Description of the task: In the entries below, find every line with "content" and copy it.

Listed records:
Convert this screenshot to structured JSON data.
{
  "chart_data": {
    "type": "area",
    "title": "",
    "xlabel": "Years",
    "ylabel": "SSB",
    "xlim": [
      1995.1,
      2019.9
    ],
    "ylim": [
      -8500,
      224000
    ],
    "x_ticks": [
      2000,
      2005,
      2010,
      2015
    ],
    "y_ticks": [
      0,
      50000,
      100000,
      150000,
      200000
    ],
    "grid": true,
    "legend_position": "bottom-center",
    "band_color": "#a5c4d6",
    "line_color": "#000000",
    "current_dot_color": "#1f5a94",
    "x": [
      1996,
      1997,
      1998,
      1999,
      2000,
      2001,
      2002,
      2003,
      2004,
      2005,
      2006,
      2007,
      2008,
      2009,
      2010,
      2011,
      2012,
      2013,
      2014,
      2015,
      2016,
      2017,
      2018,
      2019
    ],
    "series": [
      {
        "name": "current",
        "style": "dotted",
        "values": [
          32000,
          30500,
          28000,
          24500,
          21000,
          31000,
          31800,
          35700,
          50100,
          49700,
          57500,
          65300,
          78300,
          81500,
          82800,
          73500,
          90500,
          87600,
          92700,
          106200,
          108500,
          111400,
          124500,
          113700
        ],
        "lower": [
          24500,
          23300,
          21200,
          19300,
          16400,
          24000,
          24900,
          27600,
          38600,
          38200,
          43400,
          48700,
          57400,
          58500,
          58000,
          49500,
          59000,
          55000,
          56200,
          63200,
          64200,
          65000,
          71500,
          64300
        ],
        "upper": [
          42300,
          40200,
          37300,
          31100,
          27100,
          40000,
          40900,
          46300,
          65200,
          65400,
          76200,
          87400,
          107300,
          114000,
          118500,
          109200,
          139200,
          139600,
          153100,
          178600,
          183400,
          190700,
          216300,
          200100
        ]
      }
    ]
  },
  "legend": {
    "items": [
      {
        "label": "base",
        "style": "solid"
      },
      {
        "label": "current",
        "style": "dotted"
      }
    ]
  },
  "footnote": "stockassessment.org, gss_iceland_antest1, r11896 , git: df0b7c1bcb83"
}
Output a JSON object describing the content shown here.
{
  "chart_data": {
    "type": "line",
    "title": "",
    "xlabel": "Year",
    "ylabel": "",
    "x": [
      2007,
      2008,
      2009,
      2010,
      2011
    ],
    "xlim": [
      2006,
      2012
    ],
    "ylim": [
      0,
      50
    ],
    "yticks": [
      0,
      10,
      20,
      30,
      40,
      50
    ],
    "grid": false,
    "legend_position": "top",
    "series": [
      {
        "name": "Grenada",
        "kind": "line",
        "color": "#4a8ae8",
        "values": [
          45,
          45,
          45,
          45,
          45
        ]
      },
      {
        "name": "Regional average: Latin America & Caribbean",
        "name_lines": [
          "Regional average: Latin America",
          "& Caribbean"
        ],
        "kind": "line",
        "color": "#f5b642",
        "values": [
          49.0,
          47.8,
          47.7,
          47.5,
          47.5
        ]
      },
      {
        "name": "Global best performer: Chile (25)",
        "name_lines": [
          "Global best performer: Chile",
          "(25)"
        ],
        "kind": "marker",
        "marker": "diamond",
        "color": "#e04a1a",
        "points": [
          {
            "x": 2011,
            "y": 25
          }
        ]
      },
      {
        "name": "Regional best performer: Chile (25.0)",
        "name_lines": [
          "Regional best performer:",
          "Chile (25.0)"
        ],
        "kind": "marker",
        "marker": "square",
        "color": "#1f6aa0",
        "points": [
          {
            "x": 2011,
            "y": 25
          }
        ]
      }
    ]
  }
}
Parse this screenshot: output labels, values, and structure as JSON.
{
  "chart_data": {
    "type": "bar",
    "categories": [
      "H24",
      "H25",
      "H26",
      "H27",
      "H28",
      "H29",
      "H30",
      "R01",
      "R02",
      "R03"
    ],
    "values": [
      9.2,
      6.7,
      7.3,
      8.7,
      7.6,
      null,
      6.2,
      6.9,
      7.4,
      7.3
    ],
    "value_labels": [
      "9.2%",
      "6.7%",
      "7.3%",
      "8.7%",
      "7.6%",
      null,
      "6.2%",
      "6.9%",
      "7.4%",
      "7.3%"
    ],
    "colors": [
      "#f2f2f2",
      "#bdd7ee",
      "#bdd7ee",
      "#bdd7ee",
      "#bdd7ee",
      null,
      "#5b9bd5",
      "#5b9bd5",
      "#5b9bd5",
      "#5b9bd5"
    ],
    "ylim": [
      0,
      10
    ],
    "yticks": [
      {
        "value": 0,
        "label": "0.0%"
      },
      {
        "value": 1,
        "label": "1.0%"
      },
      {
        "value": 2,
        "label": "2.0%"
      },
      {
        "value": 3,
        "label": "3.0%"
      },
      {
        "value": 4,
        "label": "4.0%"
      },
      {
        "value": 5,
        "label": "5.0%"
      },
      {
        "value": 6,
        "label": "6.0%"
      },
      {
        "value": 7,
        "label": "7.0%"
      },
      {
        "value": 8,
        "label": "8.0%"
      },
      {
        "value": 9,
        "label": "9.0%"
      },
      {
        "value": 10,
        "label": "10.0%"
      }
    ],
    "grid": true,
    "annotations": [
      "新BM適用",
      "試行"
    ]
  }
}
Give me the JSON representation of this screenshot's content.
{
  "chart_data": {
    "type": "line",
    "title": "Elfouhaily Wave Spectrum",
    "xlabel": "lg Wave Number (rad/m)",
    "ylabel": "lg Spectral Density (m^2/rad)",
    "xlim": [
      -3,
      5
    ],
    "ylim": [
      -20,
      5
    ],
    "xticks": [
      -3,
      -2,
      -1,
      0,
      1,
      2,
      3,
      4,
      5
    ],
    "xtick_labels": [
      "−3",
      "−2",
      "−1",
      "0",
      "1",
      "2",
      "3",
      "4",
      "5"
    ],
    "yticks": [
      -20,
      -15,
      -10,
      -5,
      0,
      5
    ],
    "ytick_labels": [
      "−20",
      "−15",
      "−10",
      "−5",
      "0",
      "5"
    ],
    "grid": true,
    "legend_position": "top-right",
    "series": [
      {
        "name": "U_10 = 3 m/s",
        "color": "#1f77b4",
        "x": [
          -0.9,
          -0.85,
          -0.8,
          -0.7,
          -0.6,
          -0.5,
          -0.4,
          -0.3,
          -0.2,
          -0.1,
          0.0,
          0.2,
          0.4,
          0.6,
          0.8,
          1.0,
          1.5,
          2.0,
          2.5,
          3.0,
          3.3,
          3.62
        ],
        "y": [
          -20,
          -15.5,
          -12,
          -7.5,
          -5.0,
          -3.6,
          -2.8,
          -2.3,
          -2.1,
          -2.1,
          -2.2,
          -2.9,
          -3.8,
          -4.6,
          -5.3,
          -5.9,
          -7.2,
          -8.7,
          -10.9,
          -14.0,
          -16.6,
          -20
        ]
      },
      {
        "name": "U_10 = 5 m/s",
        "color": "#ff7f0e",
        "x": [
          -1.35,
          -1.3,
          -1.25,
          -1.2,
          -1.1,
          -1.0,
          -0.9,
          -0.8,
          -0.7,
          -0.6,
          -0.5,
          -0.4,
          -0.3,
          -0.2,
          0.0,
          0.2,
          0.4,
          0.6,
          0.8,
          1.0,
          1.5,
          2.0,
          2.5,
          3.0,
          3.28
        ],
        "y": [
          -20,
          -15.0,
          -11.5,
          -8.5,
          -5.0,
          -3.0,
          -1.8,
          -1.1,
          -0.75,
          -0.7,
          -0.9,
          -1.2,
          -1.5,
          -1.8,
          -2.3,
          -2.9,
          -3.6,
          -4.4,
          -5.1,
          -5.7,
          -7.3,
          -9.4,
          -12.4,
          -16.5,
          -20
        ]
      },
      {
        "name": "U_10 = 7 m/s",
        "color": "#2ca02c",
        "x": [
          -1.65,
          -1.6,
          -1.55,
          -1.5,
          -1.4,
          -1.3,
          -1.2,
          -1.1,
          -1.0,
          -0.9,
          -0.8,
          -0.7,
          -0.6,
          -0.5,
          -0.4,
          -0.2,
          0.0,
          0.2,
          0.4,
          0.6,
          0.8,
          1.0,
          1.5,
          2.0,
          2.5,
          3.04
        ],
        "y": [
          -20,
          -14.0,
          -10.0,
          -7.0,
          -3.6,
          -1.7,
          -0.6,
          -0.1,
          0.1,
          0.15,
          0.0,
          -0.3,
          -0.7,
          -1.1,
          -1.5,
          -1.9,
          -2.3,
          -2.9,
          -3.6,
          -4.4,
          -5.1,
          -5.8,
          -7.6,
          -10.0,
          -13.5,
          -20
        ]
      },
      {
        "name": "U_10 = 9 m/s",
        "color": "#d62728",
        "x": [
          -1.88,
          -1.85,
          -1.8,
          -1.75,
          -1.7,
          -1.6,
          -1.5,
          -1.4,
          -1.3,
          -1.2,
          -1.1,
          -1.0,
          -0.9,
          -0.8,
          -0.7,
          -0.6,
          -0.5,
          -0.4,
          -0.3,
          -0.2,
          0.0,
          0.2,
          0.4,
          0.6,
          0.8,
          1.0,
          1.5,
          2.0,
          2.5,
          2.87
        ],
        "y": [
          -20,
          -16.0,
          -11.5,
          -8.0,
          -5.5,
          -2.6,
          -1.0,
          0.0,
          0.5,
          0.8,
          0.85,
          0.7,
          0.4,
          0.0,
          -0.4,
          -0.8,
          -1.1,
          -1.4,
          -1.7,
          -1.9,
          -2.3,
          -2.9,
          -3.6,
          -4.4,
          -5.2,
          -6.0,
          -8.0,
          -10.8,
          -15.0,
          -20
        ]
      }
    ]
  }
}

Exercise answer:
Output a JSON object describing the content shown here.
Give me the JSON representation of this screenshot's content.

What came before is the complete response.